Which lines in the material below contain the word "name"? Copy each of them.

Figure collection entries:
━━━━━━━━━━━━━━━━━━━━

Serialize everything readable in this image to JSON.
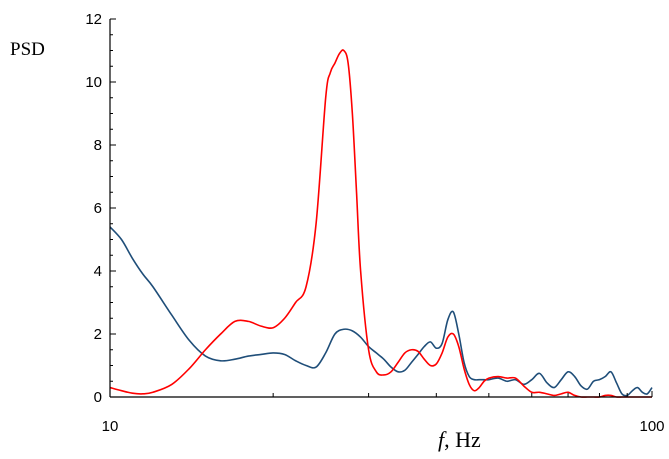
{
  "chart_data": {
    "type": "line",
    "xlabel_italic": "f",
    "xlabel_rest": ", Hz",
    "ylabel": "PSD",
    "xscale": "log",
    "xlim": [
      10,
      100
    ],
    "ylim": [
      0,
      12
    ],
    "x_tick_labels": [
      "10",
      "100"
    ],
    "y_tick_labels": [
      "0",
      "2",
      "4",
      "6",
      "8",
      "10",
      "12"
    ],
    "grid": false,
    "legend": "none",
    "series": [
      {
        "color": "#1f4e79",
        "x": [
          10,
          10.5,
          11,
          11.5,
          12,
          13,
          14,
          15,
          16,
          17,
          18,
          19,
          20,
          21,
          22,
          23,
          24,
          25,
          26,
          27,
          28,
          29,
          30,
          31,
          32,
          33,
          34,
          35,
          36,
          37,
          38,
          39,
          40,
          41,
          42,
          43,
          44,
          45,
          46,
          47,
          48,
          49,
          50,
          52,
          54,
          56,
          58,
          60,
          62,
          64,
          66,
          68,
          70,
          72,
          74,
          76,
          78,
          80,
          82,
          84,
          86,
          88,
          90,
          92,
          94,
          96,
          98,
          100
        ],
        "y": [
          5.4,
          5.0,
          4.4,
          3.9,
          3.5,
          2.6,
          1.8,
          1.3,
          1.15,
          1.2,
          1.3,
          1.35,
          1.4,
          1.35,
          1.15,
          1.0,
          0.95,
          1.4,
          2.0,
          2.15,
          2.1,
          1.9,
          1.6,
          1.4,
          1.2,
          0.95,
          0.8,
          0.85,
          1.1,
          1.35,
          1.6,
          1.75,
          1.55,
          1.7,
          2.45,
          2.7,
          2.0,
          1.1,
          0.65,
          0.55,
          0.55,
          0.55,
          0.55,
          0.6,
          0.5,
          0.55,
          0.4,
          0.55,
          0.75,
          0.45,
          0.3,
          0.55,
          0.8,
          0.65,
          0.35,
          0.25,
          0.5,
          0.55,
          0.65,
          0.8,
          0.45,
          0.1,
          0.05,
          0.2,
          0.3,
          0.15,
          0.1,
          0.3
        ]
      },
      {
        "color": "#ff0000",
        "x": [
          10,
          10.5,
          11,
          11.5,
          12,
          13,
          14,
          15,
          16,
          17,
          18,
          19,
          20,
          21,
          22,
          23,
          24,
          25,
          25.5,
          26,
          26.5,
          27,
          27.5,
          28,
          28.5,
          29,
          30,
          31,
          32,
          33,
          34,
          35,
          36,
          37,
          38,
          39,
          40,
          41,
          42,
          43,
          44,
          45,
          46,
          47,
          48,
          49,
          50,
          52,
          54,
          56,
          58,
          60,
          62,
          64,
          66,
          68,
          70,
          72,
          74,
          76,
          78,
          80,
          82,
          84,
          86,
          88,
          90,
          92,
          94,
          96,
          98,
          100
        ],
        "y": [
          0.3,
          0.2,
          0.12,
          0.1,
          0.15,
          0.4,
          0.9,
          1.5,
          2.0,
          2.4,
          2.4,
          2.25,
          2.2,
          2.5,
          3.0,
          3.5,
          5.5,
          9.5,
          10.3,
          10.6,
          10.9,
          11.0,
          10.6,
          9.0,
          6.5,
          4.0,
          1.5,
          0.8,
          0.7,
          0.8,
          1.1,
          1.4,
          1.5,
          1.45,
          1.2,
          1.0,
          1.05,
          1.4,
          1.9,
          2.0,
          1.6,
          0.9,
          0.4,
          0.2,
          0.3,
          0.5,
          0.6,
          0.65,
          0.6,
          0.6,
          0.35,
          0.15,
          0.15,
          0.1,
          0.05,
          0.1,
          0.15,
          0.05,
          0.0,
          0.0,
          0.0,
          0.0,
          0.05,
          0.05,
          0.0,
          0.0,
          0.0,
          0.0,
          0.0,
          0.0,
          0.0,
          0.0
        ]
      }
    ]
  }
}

━━━━━━━━━━━━━━━━━━━━

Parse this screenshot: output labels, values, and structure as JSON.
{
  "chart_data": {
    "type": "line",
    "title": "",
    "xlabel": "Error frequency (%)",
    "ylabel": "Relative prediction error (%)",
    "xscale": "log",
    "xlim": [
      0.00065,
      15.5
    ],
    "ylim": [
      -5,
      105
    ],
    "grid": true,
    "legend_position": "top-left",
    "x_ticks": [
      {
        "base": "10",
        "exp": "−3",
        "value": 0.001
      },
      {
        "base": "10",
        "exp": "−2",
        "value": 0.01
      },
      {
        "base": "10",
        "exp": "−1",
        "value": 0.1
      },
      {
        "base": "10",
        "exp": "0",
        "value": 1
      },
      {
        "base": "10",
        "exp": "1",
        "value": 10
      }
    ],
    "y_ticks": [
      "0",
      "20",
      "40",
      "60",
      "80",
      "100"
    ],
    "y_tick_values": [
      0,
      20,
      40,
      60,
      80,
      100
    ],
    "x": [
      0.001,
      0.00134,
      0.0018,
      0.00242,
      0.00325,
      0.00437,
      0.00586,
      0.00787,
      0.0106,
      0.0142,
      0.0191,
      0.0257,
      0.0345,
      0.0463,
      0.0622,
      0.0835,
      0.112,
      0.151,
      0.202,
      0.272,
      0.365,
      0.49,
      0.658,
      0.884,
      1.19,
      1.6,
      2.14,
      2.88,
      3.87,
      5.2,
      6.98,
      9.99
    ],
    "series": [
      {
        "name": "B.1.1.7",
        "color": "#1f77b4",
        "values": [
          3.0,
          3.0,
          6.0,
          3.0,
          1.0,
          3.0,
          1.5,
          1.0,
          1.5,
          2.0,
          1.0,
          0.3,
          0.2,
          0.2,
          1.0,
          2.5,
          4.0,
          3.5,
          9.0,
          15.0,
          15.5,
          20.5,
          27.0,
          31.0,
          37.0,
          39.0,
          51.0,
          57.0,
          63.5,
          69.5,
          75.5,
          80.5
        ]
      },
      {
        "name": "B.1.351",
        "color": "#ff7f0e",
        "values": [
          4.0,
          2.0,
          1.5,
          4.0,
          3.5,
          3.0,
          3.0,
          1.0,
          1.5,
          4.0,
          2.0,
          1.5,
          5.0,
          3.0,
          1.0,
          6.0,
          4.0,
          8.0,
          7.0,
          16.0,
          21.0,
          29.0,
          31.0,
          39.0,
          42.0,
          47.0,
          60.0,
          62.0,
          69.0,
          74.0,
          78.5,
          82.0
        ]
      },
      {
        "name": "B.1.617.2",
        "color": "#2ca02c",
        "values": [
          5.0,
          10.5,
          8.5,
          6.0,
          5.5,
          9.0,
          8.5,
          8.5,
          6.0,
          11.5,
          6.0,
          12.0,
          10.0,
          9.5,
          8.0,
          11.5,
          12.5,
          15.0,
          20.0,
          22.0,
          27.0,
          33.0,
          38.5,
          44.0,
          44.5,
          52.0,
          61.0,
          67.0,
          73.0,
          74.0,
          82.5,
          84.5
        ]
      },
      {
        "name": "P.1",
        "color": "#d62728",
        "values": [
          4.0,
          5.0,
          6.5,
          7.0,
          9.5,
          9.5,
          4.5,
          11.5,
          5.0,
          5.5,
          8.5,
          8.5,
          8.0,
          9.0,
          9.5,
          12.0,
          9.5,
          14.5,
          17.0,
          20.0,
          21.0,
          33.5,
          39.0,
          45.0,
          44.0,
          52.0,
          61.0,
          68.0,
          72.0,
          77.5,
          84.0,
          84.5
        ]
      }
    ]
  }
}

━━━━━━━━━━━━━━━━━━━━

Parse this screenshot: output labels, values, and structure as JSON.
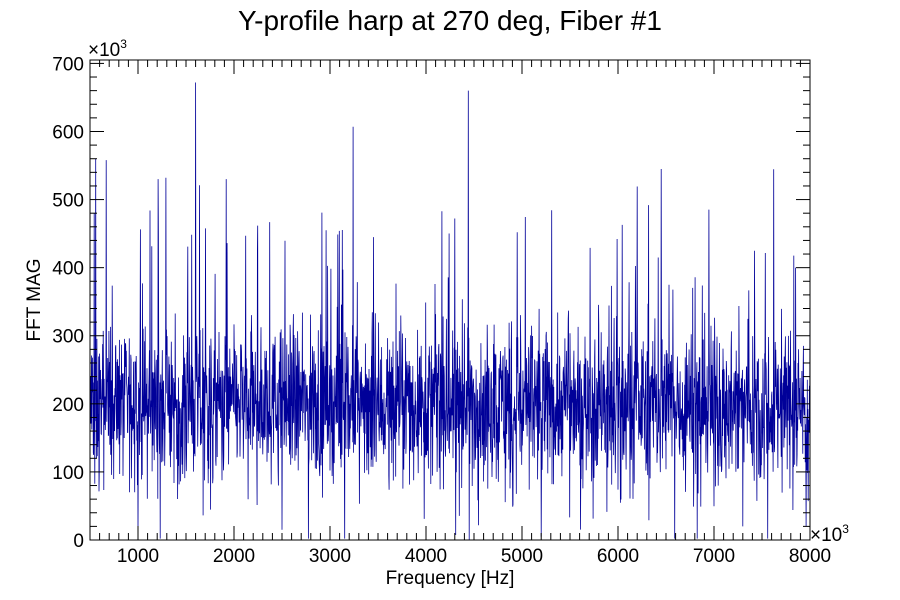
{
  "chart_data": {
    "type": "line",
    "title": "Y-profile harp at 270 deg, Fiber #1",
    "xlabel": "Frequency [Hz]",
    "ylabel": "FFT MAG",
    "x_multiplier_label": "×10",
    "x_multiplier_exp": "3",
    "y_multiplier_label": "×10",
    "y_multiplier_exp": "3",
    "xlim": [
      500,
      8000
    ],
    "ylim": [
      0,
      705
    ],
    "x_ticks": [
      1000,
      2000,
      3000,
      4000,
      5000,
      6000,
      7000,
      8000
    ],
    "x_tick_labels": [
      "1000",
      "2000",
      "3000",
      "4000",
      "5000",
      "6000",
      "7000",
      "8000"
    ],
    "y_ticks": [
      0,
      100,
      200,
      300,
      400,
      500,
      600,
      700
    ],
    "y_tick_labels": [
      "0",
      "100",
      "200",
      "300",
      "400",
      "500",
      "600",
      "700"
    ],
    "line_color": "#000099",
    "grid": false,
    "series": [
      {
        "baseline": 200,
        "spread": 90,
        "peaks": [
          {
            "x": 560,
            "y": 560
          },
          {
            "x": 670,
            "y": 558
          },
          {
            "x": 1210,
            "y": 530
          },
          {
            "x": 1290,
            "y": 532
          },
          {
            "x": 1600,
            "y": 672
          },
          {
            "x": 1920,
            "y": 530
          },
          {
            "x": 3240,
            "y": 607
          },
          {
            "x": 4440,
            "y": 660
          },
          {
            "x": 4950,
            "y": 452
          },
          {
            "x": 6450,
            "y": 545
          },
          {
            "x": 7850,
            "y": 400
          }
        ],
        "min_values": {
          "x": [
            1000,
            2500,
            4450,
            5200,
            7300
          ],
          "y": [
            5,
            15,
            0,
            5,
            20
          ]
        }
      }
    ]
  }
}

━━━━━━━━━━━━━━━━━━━━

• [SOLVED EXERCISE]:
        "name": "B.1.1.7",
        "name": "B.1.351",
        "name": "B.1.617.2",
        "name": "P.1",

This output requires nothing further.